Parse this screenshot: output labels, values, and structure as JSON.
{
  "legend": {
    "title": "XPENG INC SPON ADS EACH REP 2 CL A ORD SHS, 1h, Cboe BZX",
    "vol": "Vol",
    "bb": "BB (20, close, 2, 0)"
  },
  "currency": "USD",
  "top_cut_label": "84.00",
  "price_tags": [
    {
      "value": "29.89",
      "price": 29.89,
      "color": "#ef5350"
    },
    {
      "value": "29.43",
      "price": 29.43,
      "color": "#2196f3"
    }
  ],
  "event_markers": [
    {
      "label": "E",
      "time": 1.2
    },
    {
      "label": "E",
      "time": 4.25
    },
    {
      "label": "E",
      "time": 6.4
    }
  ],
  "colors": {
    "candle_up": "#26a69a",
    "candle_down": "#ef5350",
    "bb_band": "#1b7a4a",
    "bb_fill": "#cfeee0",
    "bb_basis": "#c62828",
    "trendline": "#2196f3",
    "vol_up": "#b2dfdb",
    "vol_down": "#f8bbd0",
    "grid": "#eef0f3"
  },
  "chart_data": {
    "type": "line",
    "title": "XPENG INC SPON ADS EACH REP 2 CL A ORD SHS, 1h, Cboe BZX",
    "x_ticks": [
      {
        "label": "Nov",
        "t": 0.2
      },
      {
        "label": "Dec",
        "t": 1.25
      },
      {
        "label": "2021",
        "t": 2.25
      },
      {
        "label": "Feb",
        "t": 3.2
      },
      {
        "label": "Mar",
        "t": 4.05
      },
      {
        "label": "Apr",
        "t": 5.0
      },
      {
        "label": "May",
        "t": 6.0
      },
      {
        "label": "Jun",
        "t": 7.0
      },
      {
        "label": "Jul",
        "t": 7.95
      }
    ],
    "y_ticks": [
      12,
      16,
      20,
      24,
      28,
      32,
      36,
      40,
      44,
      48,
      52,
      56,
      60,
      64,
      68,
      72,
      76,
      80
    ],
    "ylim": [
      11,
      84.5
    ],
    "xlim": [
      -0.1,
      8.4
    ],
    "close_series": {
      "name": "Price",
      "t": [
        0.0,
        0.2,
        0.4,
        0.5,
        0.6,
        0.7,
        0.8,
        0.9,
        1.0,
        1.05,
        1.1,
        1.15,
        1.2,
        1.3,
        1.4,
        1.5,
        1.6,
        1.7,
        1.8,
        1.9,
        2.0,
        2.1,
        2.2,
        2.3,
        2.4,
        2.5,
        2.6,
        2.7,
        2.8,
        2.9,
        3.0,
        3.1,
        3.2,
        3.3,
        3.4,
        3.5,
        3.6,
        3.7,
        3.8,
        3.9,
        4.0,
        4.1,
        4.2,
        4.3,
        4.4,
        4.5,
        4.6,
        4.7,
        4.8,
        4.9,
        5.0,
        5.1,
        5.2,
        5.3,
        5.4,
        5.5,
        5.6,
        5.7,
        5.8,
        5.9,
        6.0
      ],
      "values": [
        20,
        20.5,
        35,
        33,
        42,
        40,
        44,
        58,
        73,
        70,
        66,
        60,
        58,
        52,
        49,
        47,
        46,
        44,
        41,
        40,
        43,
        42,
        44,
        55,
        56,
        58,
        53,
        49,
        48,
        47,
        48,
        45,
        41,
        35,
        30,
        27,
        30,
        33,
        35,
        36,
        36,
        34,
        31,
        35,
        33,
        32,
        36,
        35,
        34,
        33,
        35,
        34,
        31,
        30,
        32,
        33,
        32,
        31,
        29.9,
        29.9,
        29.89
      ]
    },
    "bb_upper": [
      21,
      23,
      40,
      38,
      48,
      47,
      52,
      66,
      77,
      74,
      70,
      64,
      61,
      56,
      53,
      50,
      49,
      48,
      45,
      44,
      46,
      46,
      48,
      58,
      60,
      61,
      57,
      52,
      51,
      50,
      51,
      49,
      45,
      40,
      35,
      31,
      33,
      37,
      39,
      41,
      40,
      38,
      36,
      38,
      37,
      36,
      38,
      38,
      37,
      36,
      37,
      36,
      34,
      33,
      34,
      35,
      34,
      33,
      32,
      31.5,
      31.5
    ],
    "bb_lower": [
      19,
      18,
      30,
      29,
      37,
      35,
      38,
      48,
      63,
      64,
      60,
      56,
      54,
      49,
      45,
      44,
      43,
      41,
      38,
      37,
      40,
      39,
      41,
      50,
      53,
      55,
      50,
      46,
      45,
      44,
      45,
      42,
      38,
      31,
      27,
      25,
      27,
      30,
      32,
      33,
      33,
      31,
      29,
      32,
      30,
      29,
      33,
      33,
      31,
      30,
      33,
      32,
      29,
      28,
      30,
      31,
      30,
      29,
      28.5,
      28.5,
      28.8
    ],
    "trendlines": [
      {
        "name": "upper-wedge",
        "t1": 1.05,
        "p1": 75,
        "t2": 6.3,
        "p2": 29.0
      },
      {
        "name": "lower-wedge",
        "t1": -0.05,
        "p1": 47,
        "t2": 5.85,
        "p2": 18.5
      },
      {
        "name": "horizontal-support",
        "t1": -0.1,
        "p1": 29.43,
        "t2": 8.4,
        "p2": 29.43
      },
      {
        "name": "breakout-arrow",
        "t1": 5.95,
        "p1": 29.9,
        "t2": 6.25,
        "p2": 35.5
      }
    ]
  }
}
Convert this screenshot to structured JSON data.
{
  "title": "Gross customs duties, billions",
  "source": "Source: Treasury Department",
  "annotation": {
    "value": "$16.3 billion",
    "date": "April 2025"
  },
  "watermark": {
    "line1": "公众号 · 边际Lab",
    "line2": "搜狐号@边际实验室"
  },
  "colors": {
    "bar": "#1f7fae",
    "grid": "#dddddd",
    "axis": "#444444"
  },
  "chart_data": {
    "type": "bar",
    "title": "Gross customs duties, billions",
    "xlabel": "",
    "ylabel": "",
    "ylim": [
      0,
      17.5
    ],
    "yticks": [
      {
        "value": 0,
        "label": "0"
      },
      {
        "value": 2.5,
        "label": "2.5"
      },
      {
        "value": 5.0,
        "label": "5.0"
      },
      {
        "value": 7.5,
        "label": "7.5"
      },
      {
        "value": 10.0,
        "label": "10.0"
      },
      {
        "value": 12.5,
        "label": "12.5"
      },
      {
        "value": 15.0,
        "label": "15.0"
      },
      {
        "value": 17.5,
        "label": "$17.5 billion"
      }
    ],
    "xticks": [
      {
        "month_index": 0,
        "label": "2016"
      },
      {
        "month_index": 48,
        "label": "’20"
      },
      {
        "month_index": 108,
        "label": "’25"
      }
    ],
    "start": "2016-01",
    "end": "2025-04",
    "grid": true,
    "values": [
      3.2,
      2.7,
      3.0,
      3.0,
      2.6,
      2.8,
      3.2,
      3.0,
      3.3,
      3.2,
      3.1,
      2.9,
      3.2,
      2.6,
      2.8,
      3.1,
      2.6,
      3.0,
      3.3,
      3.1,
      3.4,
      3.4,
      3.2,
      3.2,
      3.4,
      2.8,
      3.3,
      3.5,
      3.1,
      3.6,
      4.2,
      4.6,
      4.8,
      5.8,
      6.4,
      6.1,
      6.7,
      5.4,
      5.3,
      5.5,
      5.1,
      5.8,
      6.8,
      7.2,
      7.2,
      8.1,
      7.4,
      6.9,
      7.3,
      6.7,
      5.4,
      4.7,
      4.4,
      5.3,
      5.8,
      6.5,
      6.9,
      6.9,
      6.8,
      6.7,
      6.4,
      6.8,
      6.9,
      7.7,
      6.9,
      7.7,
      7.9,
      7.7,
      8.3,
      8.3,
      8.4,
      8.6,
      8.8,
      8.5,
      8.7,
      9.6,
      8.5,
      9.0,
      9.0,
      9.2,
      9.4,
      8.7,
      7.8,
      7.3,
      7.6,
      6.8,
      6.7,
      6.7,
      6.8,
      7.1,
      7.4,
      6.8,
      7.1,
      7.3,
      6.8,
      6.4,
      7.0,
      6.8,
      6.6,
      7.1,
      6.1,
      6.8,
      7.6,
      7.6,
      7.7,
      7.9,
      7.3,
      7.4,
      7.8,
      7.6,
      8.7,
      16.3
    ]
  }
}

**Requirement:** Look through the material and say how many lines hold "title". Give the number only.

**Answer to this problem:** 4